## BEGIN
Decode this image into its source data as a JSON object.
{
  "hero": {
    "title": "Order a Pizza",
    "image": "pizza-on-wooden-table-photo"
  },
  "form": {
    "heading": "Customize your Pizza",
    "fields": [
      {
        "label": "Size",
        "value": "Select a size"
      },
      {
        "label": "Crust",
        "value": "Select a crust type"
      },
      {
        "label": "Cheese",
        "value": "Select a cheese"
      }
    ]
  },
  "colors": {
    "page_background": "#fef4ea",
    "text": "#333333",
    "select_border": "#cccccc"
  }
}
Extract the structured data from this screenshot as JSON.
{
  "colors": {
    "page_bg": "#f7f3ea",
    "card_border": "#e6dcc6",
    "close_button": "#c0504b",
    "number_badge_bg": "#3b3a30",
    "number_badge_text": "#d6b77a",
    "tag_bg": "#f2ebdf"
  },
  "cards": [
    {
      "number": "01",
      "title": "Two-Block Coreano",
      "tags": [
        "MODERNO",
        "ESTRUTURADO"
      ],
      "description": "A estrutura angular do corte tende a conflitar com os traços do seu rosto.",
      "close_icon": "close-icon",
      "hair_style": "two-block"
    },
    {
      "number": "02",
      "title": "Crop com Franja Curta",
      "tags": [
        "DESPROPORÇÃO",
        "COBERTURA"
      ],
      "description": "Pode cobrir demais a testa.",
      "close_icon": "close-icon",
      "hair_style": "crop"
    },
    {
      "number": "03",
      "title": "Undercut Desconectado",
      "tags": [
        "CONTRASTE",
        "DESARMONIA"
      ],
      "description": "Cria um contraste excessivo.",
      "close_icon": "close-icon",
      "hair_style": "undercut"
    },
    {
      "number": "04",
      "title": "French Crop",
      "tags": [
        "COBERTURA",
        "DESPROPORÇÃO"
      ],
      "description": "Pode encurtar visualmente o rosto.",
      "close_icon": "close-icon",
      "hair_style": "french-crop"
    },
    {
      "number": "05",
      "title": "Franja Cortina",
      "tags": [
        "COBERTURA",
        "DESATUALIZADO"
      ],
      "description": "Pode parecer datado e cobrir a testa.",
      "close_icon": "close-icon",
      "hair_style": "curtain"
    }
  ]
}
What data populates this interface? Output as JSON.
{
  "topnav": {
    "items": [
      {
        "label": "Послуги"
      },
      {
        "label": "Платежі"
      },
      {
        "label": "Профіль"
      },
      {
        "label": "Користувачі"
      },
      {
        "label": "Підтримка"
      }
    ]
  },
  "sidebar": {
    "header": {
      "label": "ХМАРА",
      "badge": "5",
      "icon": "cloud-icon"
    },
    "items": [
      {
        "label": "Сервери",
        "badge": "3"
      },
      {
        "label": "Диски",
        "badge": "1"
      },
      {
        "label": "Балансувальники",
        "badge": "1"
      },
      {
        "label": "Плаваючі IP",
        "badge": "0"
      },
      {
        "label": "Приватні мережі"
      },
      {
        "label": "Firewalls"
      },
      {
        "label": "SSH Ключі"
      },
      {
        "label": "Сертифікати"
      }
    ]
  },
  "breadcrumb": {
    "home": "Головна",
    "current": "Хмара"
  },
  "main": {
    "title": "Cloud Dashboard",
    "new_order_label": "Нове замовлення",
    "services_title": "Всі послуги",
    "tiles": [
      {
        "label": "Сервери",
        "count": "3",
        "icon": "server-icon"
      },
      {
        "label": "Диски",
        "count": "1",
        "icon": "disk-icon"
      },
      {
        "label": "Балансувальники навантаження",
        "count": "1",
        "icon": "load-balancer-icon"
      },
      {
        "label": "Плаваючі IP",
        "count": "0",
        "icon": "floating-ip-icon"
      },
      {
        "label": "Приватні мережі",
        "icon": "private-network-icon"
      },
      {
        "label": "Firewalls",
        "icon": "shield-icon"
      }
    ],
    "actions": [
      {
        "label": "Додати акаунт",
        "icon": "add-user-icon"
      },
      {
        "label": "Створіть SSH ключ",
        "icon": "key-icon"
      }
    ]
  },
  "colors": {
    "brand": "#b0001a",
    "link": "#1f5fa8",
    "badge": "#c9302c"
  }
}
## END
**REQUEST**
Extract all of the data shown above without alteration.

**ANSWER FOR THE TASK**
Decode this image into its source data as a JSON object.
{
  "hero": {
    "title": "Order a Pizza",
    "image": "pizza-on-wooden-table-photo"
  },
  "form": {
    "heading": "Customize your Pizza",
    "fields": [
      {
        "label": "Size",
        "value": "Select a size"
      },
      {
        "label": "Crust",
        "value": "Select a crust type"
      },
      {
        "label": "Cheese",
        "value": "Select a cheese"
      }
    ]
  },
  "colors": {
    "page_background": "#fef4ea",
    "text": "#333333",
    "select_border": "#cccccc"
  }
}
Extract the structured data from this screenshot as JSON.
{
  "colors": {
    "page_bg": "#f7f3ea",
    "card_border": "#e6dcc6",
    "close_button": "#c0504b",
    "number_badge_bg": "#3b3a30",
    "number_badge_text": "#d6b77a",
    "tag_bg": "#f2ebdf"
  },
  "cards": [
    {
      "number": "01",
      "title": "Two-Block Coreano",
      "tags": [
        "MODERNO",
        "ESTRUTURADO"
      ],
      "description": "A estrutura angular do corte tende a conflitar com os traços do seu rosto.",
      "close_icon": "close-icon",
      "hair_style": "two-block"
    },
    {
      "number": "02",
      "title": "Crop com Franja Curta",
      "tags": [
        "DESPROPORÇÃO",
        "COBERTURA"
      ],
      "description": "Pode cobrir demais a testa.",
      "close_icon": "close-icon",
      "hair_style": "crop"
    },
    {
      "number": "03",
      "title": "Undercut Desconectado",
      "tags": [
        "CONTRASTE",
        "DESARMONIA"
      ],
      "description": "Cria um contraste excessivo.",
      "close_icon": "close-icon",
      "hair_style": "undercut"
    },
    {
      "number": "04",
      "title": "French Crop",
      "tags": [
        "COBERTURA",
        "DESPROPORÇÃO"
      ],
      "description": "Pode encurtar visualmente o rosto.",
      "close_icon": "close-icon",
      "hair_style": "french-crop"
    },
    {
      "number": "05",
      "title": "Franja Cortina",
      "tags": [
        "COBERTURA",
        "DESATUALIZADO"
      ],
      "description": "Pode parecer datado e cobrir a testa.",
      "close_icon": "close-icon",
      "hair_style": "curtain"
    }
  ]
}
What data populates this interface? Output as JSON.
{
  "topnav": {
    "items": [
      {
        "label": "Послуги"
      },
      {
        "label": "Платежі"
      },
      {
        "label": "Профіль"
      },
      {
        "label": "Користувачі"
      },
      {
        "label": "Підтримка"
      }
    ]
  },
  "sidebar": {
    "header": {
      "label": "ХМАРА",
      "badge": "5",
      "icon": "cloud-icon"
    },
    "items": [
      {
        "label": "Сервери",
        "badge": "3"
      },
      {
        "label": "Диски",
        "badge": "1"
      },
      {
        "label": "Балансувальники",
        "badge": "1"
      },
      {
        "label": "Плаваючі IP",
        "badge": "0"
      },
      {
        "label": "Приватні мережі"
      },
      {
        "label": "Firewalls"
      },
      {
        "label": "SSH Ключі"
      },
      {
        "label": "Сертифікати"
      }
    ]
  },
  "breadcrumb": {
    "home": "Головна",
    "current": "Хмара"
  },
  "main": {
    "title": "Cloud Dashboard",
    "new_order_label": "Нове замовлення",
    "services_title": "Всі послуги",
    "tiles": [
      {
        "label": "Сервери",
        "count": "3",
        "icon": "server-icon"
      },
      {
        "label": "Диски",
        "count": "1",
        "icon": "disk-icon"
      },
      {
        "label": "Балансувальники навантаження",
        "count": "1",
        "icon": "load-balancer-icon"
      },
      {
        "label": "Плаваючі IP",
        "count": "0",
        "icon": "floating-ip-icon"
      },
      {
        "label": "Приватні мережі",
        "icon": "private-network-icon"
      },
      {
        "label": "Firewalls",
        "icon": "shield-icon"
      }
    ],
    "actions": [
      {
        "label": "Додати акаунт",
        "icon": "add-user-icon"
      },
      {
        "label": "Створіть SSH ключ",
        "icon": "key-icon"
      }
    ]
  },
  "colors": {
    "brand": "#b0001a",
    "link": "#1f5fa8",
    "badge": "#c9302c"
  }
}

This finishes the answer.